* [AIM] Below are some entries. Output each one exactly as it appears.

Data entries:
[BEGIN]
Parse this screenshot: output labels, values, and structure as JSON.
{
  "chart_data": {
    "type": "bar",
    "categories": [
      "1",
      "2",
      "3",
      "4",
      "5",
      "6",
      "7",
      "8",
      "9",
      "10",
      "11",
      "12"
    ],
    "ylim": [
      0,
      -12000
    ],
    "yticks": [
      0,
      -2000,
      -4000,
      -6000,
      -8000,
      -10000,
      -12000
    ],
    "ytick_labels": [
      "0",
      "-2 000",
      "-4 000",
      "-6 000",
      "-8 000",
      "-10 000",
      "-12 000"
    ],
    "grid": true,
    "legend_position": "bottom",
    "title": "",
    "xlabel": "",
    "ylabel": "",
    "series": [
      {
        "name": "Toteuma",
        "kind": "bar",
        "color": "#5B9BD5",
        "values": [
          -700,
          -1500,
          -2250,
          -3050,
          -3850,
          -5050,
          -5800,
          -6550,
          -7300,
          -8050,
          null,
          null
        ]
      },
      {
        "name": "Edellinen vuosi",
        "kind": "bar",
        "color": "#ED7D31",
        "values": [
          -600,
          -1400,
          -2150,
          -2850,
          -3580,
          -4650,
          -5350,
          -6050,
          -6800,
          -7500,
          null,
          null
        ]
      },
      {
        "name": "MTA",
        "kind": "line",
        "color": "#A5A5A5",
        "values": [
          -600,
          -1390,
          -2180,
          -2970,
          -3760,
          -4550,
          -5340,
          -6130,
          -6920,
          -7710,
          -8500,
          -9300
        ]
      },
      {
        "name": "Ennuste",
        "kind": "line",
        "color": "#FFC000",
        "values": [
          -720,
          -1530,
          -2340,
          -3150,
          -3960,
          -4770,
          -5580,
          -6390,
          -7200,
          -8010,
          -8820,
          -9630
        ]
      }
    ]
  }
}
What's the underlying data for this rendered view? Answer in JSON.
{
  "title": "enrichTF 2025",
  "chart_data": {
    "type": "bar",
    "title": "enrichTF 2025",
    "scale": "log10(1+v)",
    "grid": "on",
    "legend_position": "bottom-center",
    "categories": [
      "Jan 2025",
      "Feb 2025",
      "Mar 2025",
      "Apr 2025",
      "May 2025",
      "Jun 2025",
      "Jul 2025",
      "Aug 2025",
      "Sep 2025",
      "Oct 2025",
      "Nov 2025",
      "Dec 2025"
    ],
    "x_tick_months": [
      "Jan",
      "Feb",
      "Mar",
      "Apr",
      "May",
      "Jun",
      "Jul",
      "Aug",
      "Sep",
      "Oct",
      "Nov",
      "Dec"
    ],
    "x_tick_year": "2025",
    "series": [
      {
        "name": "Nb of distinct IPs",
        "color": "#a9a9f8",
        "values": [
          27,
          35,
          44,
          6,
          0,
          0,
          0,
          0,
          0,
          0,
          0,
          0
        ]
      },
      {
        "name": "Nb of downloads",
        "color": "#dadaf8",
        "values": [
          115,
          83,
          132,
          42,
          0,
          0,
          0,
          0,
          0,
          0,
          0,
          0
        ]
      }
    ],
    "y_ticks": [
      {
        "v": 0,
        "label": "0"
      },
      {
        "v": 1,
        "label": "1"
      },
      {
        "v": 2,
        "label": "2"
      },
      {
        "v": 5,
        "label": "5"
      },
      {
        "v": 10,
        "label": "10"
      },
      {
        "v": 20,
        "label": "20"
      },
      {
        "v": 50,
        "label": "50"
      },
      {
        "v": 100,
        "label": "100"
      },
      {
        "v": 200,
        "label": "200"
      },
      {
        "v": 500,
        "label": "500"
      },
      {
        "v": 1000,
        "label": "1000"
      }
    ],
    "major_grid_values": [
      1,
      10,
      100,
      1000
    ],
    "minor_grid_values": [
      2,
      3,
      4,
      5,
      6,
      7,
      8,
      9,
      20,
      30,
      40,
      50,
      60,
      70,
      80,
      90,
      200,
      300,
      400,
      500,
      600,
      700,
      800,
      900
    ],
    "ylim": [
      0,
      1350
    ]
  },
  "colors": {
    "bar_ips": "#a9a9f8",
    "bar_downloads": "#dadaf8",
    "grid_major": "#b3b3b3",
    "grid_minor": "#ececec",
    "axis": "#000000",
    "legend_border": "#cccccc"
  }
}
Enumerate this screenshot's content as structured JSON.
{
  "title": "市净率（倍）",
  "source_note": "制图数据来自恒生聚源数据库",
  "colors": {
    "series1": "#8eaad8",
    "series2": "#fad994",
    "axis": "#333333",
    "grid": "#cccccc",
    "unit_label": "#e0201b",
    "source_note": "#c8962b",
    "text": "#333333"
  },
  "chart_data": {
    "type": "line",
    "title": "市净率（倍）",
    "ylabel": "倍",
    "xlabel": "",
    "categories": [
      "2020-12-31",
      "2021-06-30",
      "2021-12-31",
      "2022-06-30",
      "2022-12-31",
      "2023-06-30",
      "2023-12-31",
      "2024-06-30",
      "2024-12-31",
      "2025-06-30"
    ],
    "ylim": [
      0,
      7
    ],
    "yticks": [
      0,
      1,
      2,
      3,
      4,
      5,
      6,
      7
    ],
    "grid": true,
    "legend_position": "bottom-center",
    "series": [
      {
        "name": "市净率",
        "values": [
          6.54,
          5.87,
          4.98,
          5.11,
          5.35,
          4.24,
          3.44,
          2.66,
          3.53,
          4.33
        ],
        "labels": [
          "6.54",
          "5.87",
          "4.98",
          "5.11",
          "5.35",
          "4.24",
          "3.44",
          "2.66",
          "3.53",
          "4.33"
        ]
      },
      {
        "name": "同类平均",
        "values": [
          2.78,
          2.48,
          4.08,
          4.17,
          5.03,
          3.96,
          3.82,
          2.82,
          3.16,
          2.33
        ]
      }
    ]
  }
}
[END]
* [SOLUTION TO THE PROBLEM]
Parse this screenshot: output labels, values, and structure as JSON.
{
  "chart_data": {
    "type": "bar",
    "categories": [
      "1",
      "2",
      "3",
      "4",
      "5",
      "6",
      "7",
      "8",
      "9",
      "10",
      "11",
      "12"
    ],
    "ylim": [
      0,
      -12000
    ],
    "yticks": [
      0,
      -2000,
      -4000,
      -6000,
      -8000,
      -10000,
      -12000
    ],
    "ytick_labels": [
      "0",
      "-2 000",
      "-4 000",
      "-6 000",
      "-8 000",
      "-10 000",
      "-12 000"
    ],
    "grid": true,
    "legend_position": "bottom",
    "title": "",
    "xlabel": "",
    "ylabel": "",
    "series": [
      {
        "name": "Toteuma",
        "kind": "bar",
        "color": "#5B9BD5",
        "values": [
          -700,
          -1500,
          -2250,
          -3050,
          -3850,
          -5050,
          -5800,
          -6550,
          -7300,
          -8050,
          null,
          null
        ]
      },
      {
        "name": "Edellinen vuosi",
        "kind": "bar",
        "color": "#ED7D31",
        "values": [
          -600,
          -1400,
          -2150,
          -2850,
          -3580,
          -4650,
          -5350,
          -6050,
          -6800,
          -7500,
          null,
          null
        ]
      },
      {
        "name": "MTA",
        "kind": "line",
        "color": "#A5A5A5",
        "values": [
          -600,
          -1390,
          -2180,
          -2970,
          -3760,
          -4550,
          -5340,
          -6130,
          -6920,
          -7710,
          -8500,
          -9300
        ]
      },
      {
        "name": "Ennuste",
        "kind": "line",
        "color": "#FFC000",
        "values": [
          -720,
          -1530,
          -2340,
          -3150,
          -3960,
          -4770,
          -5580,
          -6390,
          -7200,
          -8010,
          -8820,
          -9630
        ]
      }
    ]
  }
}
What's the underlying data for this rendered view? Answer in JSON.
{
  "title": "enrichTF 2025",
  "chart_data": {
    "type": "bar",
    "title": "enrichTF 2025",
    "scale": "log10(1+v)",
    "grid": "on",
    "legend_position": "bottom-center",
    "categories": [
      "Jan 2025",
      "Feb 2025",
      "Mar 2025",
      "Apr 2025",
      "May 2025",
      "Jun 2025",
      "Jul 2025",
      "Aug 2025",
      "Sep 2025",
      "Oct 2025",
      "Nov 2025",
      "Dec 2025"
    ],
    "x_tick_months": [
      "Jan",
      "Feb",
      "Mar",
      "Apr",
      "May",
      "Jun",
      "Jul",
      "Aug",
      "Sep",
      "Oct",
      "Nov",
      "Dec"
    ],
    "x_tick_year": "2025",
    "series": [
      {
        "name": "Nb of distinct IPs",
        "color": "#a9a9f8",
        "values": [
          27,
          35,
          44,
          6,
          0,
          0,
          0,
          0,
          0,
          0,
          0,
          0
        ]
      },
      {
        "name": "Nb of downloads",
        "color": "#dadaf8",
        "values": [
          115,
          83,
          132,
          42,
          0,
          0,
          0,
          0,
          0,
          0,
          0,
          0
        ]
      }
    ],
    "y_ticks": [
      {
        "v": 0,
        "label": "0"
      },
      {
        "v": 1,
        "label": "1"
      },
      {
        "v": 2,
        "label": "2"
      },
      {
        "v": 5,
        "label": "5"
      },
      {
        "v": 10,
        "label": "10"
      },
      {
        "v": 20,
        "label": "20"
      },
      {
        "v": 50,
        "label": "50"
      },
      {
        "v": 100,
        "label": "100"
      },
      {
        "v": 200,
        "label": "200"
      },
      {
        "v": 500,
        "label": "500"
      },
      {
        "v": 1000,
        "label": "1000"
      }
    ],
    "major_grid_values": [
      1,
      10,
      100,
      1000
    ],
    "minor_grid_values": [
      2,
      3,
      4,
      5,
      6,
      7,
      8,
      9,
      20,
      30,
      40,
      50,
      60,
      70,
      80,
      90,
      200,
      300,
      400,
      500,
      600,
      700,
      800,
      900
    ],
    "ylim": [
      0,
      1350
    ]
  },
  "colors": {
    "bar_ips": "#a9a9f8",
    "bar_downloads": "#dadaf8",
    "grid_major": "#b3b3b3",
    "grid_minor": "#ececec",
    "axis": "#000000",
    "legend_border": "#cccccc"
  }
}
Enumerate this screenshot's content as structured JSON.
{
  "title": "市净率（倍）",
  "source_note": "制图数据来自恒生聚源数据库",
  "colors": {
    "series1": "#8eaad8",
    "series2": "#fad994",
    "axis": "#333333",
    "grid": "#cccccc",
    "unit_label": "#e0201b",
    "source_note": "#c8962b",
    "text": "#333333"
  },
  "chart_data": {
    "type": "line",
    "title": "市净率（倍）",
    "ylabel": "倍",
    "xlabel": "",
    "categories": [
      "2020-12-31",
      "2021-06-30",
      "2021-12-31",
      "2022-06-30",
      "2022-12-31",
      "2023-06-30",
      "2023-12-31",
      "2024-06-30",
      "2024-12-31",
      "2025-06-30"
    ],
    "ylim": [
      0,
      7
    ],
    "yticks": [
      0,
      1,
      2,
      3,
      4,
      5,
      6,
      7
    ],
    "grid": true,
    "legend_position": "bottom-center",
    "series": [
      {
        "name": "市净率",
        "values": [
          6.54,
          5.87,
          4.98,
          5.11,
          5.35,
          4.24,
          3.44,
          2.66,
          3.53,
          4.33
        ],
        "labels": [
          "6.54",
          "5.87",
          "4.98",
          "5.11",
          "5.35",
          "4.24",
          "3.44",
          "2.66",
          "3.53",
          "4.33"
        ]
      },
      {
        "name": "同类平均",
        "values": [
          2.78,
          2.48,
          4.08,
          4.17,
          5.03,
          3.96,
          3.82,
          2.82,
          3.16,
          2.33
        ]
      }
    ]
  }
}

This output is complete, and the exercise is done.